* Description of the task
Go through the listing and pick out each line with the word "object" in it.

* Exercise data
>> START

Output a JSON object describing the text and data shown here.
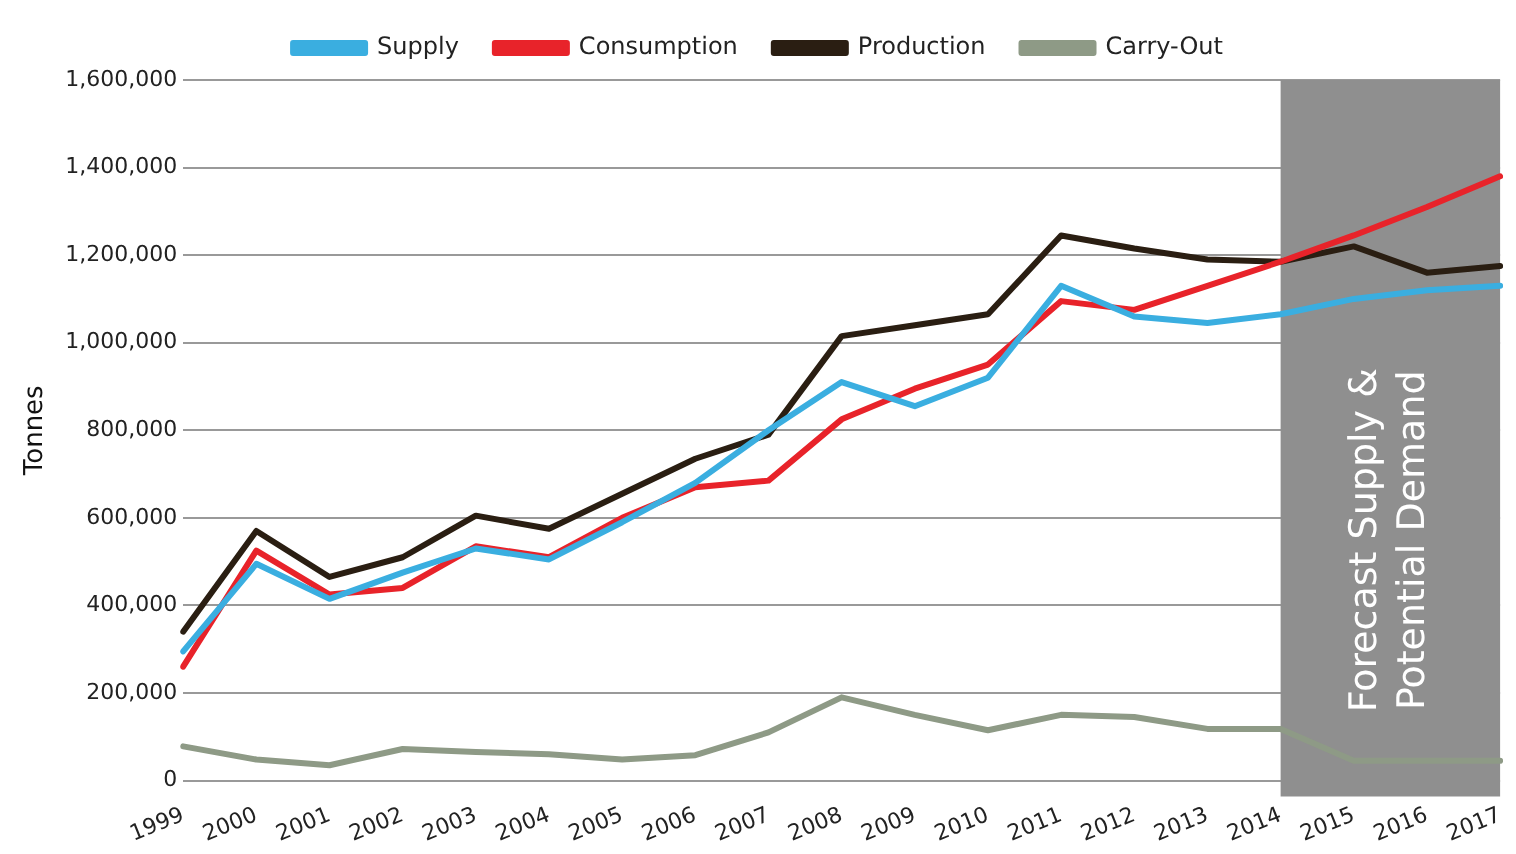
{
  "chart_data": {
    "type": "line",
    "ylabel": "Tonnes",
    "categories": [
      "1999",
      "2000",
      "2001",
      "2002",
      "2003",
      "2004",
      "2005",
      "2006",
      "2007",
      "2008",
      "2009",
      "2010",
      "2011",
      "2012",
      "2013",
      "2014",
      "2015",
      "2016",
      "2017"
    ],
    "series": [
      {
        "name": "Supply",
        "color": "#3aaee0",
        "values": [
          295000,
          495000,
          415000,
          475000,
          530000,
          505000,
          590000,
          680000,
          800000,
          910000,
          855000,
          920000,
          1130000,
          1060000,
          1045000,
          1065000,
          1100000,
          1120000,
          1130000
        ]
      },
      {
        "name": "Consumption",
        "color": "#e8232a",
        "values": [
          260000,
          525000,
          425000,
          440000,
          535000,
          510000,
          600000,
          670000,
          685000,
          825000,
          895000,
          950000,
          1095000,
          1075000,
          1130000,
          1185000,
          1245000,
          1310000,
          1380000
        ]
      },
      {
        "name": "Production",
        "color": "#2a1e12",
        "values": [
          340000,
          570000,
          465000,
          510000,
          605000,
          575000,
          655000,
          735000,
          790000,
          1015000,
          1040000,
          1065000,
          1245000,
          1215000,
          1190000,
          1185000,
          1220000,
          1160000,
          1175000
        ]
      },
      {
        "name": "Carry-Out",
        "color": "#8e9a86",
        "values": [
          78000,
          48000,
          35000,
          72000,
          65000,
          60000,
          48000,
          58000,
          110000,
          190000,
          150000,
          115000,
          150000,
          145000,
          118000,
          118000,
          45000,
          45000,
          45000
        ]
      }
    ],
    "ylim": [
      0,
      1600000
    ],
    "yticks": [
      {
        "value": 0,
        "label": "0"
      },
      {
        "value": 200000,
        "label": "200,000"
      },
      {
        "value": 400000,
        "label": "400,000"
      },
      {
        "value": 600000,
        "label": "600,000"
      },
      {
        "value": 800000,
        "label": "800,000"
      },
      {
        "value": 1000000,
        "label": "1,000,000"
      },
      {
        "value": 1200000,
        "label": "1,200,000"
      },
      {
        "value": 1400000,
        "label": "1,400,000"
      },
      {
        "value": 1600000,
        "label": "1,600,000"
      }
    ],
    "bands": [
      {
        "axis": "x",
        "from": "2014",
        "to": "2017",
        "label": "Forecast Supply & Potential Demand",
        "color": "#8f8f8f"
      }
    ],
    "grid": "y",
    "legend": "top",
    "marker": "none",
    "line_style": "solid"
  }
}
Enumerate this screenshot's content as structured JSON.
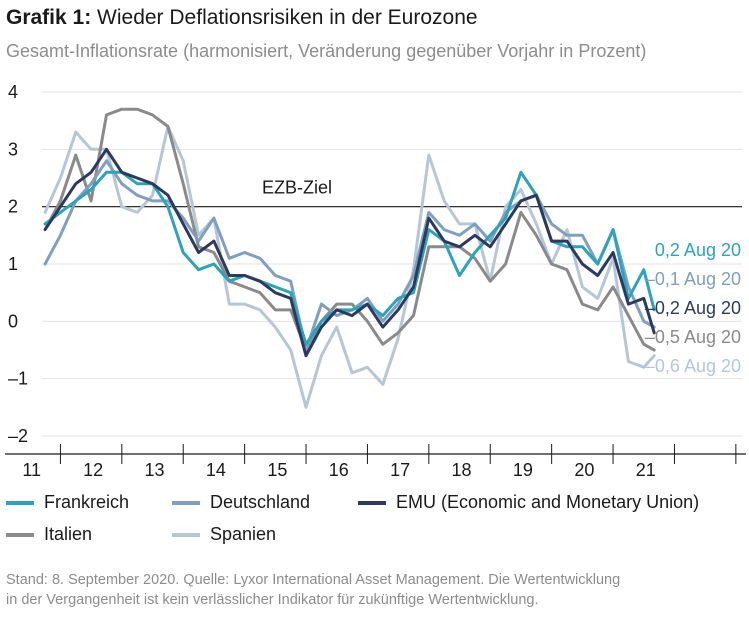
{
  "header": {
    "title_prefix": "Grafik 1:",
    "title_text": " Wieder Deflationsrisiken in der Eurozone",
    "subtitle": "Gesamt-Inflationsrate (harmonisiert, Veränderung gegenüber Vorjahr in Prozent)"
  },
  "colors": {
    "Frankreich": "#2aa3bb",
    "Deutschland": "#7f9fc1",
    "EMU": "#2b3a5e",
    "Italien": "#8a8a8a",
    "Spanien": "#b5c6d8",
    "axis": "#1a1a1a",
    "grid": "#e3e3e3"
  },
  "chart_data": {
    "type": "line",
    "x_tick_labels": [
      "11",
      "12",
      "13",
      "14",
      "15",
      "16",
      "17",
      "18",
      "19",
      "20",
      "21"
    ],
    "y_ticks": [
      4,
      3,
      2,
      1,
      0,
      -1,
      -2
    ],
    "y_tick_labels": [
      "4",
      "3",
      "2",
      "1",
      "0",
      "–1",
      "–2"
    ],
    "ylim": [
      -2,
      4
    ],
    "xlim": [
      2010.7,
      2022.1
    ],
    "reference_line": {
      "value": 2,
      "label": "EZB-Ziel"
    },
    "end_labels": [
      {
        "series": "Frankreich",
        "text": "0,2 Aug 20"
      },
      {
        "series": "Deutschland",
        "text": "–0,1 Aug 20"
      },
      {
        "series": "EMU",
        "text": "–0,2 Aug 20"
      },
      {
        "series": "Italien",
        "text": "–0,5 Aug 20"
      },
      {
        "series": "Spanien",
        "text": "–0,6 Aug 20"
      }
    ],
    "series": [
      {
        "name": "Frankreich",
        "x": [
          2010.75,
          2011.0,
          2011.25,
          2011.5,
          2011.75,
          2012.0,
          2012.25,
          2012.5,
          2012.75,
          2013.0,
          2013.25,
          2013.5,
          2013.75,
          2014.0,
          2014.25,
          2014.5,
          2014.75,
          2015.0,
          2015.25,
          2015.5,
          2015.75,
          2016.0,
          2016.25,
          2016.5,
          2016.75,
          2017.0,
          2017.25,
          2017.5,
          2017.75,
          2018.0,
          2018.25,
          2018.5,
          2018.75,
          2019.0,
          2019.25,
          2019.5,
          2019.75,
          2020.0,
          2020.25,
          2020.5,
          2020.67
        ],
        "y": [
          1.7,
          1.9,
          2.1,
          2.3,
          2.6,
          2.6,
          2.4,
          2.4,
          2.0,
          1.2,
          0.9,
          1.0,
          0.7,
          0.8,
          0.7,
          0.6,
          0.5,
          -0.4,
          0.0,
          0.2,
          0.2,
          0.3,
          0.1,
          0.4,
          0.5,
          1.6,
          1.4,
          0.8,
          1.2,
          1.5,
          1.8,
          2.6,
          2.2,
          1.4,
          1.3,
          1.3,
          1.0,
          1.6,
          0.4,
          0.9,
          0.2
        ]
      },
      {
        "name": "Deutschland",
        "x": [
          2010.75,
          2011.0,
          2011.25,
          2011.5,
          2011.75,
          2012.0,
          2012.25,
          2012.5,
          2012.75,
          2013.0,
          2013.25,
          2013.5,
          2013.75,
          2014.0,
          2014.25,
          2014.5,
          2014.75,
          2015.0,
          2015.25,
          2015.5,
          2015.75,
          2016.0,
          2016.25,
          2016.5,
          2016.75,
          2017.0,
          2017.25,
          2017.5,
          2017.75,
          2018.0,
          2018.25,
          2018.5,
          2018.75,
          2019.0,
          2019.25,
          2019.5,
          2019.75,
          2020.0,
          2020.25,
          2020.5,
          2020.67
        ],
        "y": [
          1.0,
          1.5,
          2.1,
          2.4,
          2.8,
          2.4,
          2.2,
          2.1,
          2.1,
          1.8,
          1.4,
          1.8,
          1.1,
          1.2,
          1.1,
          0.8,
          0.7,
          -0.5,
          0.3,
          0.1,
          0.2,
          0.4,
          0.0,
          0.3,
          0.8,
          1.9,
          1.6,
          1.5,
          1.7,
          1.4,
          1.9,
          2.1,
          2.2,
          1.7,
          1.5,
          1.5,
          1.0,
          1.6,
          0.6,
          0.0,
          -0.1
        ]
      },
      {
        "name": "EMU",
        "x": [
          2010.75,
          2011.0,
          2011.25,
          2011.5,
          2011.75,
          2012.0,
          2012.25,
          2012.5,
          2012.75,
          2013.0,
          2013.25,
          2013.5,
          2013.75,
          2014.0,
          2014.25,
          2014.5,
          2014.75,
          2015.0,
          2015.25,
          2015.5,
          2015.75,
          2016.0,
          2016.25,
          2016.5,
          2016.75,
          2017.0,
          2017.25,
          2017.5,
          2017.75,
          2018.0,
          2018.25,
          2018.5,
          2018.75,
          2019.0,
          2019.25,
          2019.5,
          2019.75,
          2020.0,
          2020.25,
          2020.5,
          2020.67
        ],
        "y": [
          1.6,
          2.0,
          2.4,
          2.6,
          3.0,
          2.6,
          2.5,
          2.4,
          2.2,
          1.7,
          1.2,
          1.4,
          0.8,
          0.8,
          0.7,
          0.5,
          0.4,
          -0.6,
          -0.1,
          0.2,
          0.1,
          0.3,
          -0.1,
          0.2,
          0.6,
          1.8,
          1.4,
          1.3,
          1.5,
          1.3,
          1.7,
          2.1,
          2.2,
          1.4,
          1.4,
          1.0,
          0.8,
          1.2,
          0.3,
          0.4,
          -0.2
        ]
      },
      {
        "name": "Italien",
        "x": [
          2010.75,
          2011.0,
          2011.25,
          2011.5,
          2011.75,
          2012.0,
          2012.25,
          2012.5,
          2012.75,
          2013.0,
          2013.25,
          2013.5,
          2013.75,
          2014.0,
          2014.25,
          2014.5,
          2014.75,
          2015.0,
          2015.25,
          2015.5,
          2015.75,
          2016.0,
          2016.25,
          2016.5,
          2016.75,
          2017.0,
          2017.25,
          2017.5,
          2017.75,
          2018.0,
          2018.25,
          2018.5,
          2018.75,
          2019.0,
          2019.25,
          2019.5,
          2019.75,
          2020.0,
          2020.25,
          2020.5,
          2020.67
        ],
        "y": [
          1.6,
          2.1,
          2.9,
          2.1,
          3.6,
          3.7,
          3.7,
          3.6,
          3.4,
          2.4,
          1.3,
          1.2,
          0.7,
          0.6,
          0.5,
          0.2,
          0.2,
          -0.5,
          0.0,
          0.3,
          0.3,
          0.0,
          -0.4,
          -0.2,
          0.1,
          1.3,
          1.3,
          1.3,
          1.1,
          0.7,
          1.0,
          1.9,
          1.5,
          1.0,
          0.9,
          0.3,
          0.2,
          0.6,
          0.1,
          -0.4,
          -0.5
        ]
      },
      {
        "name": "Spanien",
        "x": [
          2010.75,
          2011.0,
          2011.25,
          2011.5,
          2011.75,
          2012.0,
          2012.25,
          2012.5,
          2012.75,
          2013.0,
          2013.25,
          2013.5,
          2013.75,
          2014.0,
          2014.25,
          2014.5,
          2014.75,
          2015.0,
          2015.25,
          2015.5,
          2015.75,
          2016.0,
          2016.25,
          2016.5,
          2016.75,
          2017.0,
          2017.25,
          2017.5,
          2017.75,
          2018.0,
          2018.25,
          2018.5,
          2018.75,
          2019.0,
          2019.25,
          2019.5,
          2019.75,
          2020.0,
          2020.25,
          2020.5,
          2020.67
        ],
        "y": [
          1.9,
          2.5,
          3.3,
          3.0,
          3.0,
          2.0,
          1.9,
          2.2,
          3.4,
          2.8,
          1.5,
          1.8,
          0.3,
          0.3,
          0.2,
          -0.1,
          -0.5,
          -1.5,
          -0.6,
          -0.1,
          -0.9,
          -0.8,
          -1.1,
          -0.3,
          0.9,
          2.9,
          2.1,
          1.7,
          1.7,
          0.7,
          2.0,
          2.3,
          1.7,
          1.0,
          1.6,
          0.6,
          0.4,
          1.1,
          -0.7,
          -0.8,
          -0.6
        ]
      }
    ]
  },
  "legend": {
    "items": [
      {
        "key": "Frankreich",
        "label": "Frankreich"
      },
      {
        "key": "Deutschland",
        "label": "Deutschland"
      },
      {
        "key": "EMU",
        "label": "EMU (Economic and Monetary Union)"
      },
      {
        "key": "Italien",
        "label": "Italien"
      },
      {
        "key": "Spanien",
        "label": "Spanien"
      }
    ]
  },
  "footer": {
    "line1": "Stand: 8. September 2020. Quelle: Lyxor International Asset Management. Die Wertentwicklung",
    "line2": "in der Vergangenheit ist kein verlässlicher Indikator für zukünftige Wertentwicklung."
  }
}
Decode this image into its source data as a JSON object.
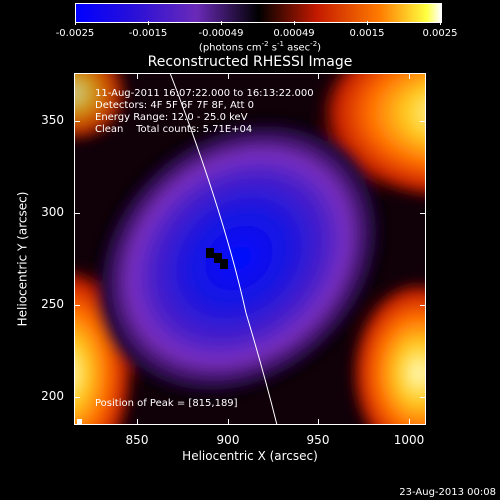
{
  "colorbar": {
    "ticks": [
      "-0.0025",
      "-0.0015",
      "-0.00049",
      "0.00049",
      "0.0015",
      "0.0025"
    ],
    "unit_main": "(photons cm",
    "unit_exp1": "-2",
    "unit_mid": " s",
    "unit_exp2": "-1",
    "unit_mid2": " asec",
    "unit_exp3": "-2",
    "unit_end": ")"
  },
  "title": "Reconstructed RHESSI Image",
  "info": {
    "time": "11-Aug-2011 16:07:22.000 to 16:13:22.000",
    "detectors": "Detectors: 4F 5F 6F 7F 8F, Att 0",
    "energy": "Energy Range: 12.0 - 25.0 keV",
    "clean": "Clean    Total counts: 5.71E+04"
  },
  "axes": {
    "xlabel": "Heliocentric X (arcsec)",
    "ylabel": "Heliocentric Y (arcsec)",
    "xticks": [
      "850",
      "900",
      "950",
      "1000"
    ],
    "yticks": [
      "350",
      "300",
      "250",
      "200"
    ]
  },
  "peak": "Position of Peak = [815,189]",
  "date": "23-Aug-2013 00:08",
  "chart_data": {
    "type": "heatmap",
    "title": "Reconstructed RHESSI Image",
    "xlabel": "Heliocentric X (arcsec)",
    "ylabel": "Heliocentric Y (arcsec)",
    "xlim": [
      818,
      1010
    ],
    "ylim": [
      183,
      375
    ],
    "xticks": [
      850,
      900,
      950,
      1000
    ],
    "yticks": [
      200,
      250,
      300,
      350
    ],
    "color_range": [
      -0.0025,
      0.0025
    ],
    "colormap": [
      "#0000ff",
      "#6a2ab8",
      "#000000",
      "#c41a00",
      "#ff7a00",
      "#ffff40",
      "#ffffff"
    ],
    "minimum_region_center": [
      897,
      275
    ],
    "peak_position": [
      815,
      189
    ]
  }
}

>> END

* Task result
Output a JSON object describing the text and data shown here.
Decode this image into its source data as a JSON object.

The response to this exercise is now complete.